# WHAT YOU NEED TO DO
The material below should be written out in full and exactly; pictures stay out of the copy.

***** RECORDS TO USE *****

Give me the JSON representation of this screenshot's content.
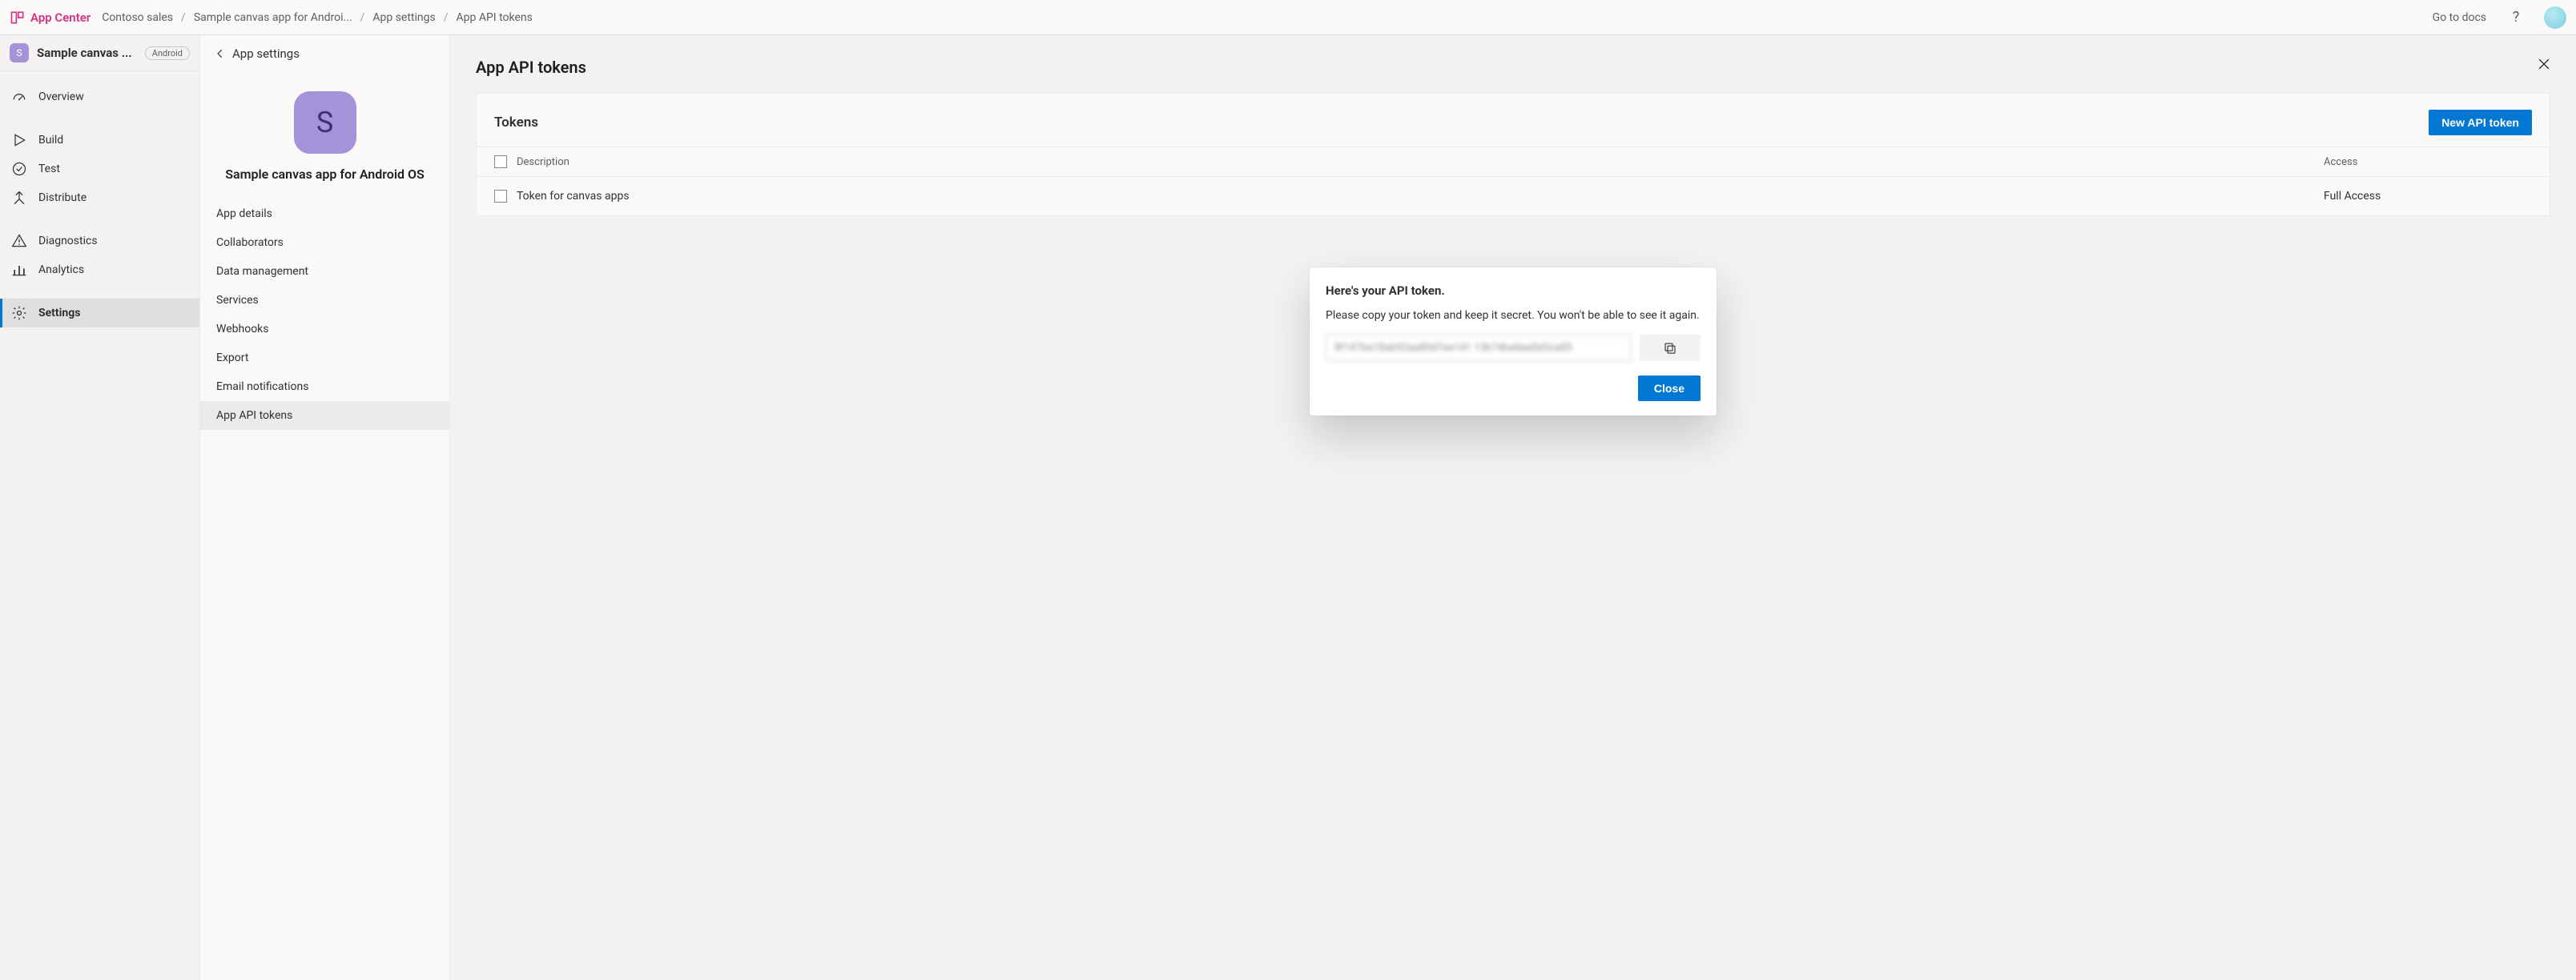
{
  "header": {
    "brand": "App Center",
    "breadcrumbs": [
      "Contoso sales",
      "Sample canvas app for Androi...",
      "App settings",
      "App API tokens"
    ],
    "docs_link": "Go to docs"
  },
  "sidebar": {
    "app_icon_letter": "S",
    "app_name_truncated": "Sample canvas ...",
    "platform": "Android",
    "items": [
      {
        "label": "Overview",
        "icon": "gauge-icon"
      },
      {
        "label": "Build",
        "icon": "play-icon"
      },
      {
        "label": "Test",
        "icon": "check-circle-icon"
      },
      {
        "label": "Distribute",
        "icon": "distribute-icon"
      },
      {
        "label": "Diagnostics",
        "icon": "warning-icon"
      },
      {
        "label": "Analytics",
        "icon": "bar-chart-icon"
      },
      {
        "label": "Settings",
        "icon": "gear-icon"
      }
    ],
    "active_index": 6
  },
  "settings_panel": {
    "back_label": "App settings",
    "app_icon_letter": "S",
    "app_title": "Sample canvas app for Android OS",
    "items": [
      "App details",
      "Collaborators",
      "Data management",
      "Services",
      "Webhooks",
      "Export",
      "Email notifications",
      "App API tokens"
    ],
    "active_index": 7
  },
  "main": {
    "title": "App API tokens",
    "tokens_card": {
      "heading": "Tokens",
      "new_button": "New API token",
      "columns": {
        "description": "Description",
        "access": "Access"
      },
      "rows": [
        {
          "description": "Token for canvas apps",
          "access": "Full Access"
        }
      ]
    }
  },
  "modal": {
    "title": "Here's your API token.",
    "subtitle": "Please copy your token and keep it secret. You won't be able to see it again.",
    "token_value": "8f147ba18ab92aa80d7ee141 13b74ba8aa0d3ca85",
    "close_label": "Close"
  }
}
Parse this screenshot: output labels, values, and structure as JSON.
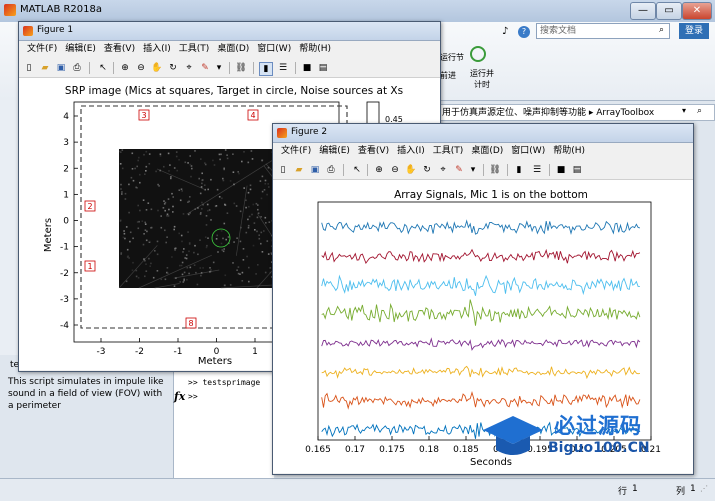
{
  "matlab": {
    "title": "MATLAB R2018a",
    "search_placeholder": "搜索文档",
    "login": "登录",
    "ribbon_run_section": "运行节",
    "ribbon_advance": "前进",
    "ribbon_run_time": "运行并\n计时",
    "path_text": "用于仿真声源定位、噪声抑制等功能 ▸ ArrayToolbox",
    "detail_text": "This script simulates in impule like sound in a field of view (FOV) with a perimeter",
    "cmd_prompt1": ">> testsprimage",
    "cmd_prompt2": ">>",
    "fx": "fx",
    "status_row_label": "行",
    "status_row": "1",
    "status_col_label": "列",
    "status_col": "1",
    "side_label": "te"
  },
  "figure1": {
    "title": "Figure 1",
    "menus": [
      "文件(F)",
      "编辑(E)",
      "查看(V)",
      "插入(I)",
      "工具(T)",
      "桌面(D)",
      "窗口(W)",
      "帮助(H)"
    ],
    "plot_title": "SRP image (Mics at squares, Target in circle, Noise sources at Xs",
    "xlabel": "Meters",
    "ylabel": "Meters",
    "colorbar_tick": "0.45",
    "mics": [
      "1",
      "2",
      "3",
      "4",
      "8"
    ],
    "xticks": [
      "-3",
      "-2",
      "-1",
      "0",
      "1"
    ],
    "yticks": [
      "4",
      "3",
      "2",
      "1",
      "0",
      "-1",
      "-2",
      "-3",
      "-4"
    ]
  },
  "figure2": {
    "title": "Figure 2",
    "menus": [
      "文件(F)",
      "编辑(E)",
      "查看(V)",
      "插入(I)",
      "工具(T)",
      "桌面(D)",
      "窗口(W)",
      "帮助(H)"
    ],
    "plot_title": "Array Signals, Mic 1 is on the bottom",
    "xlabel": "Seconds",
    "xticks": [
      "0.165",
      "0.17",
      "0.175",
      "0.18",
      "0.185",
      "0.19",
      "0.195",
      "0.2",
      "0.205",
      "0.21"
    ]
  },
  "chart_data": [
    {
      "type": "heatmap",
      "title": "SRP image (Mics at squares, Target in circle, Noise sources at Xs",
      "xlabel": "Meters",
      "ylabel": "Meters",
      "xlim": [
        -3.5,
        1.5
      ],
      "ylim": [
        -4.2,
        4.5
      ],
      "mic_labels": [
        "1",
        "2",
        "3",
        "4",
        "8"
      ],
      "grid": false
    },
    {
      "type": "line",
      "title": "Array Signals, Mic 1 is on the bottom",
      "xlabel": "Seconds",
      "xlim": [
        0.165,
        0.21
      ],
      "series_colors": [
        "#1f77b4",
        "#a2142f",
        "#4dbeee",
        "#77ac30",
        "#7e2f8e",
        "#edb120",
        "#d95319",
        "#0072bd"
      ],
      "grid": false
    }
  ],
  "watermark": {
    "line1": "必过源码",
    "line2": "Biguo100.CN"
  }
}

*****

# SOLUTION TO THE EXERCISE
Give me the JSON representation of this screenshot's content.
{
  "header": {
    "brand": "App Center",
    "breadcrumbs": [
      "Contoso sales",
      "Sample canvas app for Androi...",
      "App settings",
      "App API tokens"
    ],
    "docs_link": "Go to docs"
  },
  "sidebar": {
    "app_icon_letter": "S",
    "app_name_truncated": "Sample canvas ...",
    "platform": "Android",
    "items": [
      {
        "label": "Overview",
        "icon": "gauge-icon"
      },
      {
        "label": "Build",
        "icon": "play-icon"
      },
      {
        "label": "Test",
        "icon": "check-circle-icon"
      },
      {
        "label": "Distribute",
        "icon": "distribute-icon"
      },
      {
        "label": "Diagnostics",
        "icon": "warning-icon"
      },
      {
        "label": "Analytics",
        "icon": "bar-chart-icon"
      },
      {
        "label": "Settings",
        "icon": "gear-icon"
      }
    ],
    "active_index": 6
  },
  "settings_panel": {
    "back_label": "App settings",
    "app_icon_letter": "S",
    "app_title": "Sample canvas app for Android OS",
    "items": [
      "App details",
      "Collaborators",
      "Data management",
      "Services",
      "Webhooks",
      "Export",
      "Email notifications",
      "App API tokens"
    ],
    "active_index": 7
  },
  "main": {
    "title": "App API tokens",
    "tokens_card": {
      "heading": "Tokens",
      "new_button": "New API token",
      "columns": {
        "description": "Description",
        "access": "Access"
      },
      "rows": [
        {
          "description": "Token for canvas apps",
          "access": "Full Access"
        }
      ]
    }
  },
  "modal": {
    "title": "Here's your API token.",
    "subtitle": "Please copy your token and keep it secret. You won't be able to see it again.",
    "token_value": "8f147ba18ab92aa80d7ee141 13b74ba8aa0d3ca85",
    "close_label": "Close"
  }
}
Parse this screenshot: output labels, values, and structure as JSON.
{
  "matlab": {
    "title": "MATLAB R2018a",
    "search_placeholder": "搜索文档",
    "login": "登录",
    "ribbon_run_section": "运行节",
    "ribbon_advance": "前进",
    "ribbon_run_time": "运行并\n计时",
    "path_text": "用于仿真声源定位、噪声抑制等功能 ▸ ArrayToolbox",
    "detail_text": "This script simulates in impule like sound in a field of view (FOV) with a perimeter",
    "cmd_prompt1": ">> testsprimage",
    "cmd_prompt2": ">>",
    "fx": "fx",
    "status_row_label": "行",
    "status_row": "1",
    "status_col_label": "列",
    "status_col": "1",
    "side_label": "te"
  },
  "figure1": {
    "title": "Figure 1",
    "menus": [
      "文件(F)",
      "编辑(E)",
      "查看(V)",
      "插入(I)",
      "工具(T)",
      "桌面(D)",
      "窗口(W)",
      "帮助(H)"
    ],
    "plot_title": "SRP image (Mics at squares, Target in circle, Noise sources at Xs",
    "xlabel": "Meters",
    "ylabel": "Meters",
    "colorbar_tick": "0.45",
    "mics": [
      "1",
      "2",
      "3",
      "4",
      "8"
    ],
    "xticks": [
      "-3",
      "-2",
      "-1",
      "0",
      "1"
    ],
    "yticks": [
      "4",
      "3",
      "2",
      "1",
      "0",
      "-1",
      "-2",
      "-3",
      "-4"
    ]
  },
  "figure2": {
    "title": "Figure 2",
    "menus": [
      "文件(F)",
      "编辑(E)",
      "查看(V)",
      "插入(I)",
      "工具(T)",
      "桌面(D)",
      "窗口(W)",
      "帮助(H)"
    ],
    "plot_title": "Array Signals, Mic 1 is on the bottom",
    "xlabel": "Seconds",
    "xticks": [
      "0.165",
      "0.17",
      "0.175",
      "0.18",
      "0.185",
      "0.19",
      "0.195",
      "0.2",
      "0.205",
      "0.21"
    ]
  },
  "chart_data": [
    {
      "type": "heatmap",
      "title": "SRP image (Mics at squares, Target in circle, Noise sources at Xs",
      "xlabel": "Meters",
      "ylabel": "Meters",
      "xlim": [
        -3.5,
        1.5
      ],
      "ylim": [
        -4.2,
        4.5
      ],
      "mic_labels": [
        "1",
        "2",
        "3",
        "4",
        "8"
      ],
      "grid": false
    },
    {
      "type": "line",
      "title": "Array Signals, Mic 1 is on the bottom",
      "xlabel": "Seconds",
      "xlim": [
        0.165,
        0.21
      ],
      "series_colors": [
        "#1f77b4",
        "#a2142f",
        "#4dbeee",
        "#77ac30",
        "#7e2f8e",
        "#edb120",
        "#d95319",
        "#0072bd"
      ],
      "grid": false
    }
  ],
  "watermark": {
    "line1": "必过源码",
    "line2": "Biguo100.CN"
  }
}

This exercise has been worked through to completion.